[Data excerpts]
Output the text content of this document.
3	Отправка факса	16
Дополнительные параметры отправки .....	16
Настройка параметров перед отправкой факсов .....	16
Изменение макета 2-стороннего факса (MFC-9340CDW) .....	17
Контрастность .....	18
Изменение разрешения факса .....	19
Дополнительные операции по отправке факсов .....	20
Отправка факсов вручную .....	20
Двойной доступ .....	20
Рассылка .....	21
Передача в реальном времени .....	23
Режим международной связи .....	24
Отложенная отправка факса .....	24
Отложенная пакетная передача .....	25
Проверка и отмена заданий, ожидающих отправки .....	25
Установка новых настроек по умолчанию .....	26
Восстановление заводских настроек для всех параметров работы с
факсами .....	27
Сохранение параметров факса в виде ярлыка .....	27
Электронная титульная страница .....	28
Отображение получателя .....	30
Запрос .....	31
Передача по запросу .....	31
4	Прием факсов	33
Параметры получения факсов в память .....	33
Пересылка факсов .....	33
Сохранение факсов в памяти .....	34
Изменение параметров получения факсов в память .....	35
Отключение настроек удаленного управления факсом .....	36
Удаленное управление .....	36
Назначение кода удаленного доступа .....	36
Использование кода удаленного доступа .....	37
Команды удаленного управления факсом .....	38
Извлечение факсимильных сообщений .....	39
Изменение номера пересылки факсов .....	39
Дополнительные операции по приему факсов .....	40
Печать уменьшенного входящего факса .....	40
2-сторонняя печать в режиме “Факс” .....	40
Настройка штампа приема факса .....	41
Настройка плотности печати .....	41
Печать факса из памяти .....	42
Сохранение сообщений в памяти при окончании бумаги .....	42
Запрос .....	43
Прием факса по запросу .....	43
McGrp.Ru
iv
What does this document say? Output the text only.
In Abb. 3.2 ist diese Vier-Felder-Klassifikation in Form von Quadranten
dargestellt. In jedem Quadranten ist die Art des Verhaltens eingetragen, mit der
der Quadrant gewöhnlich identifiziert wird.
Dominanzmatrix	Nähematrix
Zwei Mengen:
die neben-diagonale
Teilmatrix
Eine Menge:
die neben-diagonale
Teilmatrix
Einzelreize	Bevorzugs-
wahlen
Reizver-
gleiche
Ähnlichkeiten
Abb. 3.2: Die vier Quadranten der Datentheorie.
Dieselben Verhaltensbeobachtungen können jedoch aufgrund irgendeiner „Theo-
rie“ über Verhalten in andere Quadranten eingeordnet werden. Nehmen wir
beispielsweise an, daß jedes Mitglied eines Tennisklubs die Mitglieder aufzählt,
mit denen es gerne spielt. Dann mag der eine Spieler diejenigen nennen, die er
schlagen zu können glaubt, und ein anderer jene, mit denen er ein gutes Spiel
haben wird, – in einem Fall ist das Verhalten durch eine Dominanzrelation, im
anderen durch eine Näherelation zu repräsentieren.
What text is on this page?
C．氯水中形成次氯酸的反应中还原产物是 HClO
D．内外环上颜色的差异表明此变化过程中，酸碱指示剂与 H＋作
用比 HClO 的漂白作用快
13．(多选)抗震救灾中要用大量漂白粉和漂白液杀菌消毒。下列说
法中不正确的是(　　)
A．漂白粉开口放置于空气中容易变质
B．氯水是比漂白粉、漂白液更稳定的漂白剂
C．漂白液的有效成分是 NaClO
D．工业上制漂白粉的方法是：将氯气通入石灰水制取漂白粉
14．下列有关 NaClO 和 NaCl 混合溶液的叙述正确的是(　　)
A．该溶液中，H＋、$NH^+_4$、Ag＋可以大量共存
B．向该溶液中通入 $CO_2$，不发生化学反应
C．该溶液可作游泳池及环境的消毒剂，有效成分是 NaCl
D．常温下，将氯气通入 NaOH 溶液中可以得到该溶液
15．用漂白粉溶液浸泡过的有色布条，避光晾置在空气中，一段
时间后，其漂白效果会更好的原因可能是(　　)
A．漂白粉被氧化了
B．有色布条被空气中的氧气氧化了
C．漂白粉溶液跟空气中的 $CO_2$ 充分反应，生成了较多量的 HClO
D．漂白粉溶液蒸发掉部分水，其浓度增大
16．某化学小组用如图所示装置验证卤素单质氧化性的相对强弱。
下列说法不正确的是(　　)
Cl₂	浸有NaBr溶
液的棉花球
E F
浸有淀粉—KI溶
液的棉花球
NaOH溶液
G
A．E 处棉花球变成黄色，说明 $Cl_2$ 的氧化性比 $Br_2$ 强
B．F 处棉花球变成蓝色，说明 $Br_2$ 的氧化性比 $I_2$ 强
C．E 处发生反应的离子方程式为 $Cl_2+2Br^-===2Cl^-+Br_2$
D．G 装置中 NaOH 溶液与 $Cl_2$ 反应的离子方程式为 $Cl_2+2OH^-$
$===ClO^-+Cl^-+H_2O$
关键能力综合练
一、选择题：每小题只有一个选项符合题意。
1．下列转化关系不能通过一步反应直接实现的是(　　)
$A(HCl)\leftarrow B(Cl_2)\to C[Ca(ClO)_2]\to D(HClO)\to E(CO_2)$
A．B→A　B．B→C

■ **THE REQUEST**: Pull every line containing the word "this" out of the entries above.

■ **TASK RESPONSE**:
Output the text content of this document.
What does this document say? Output the text only.
What text is on this page?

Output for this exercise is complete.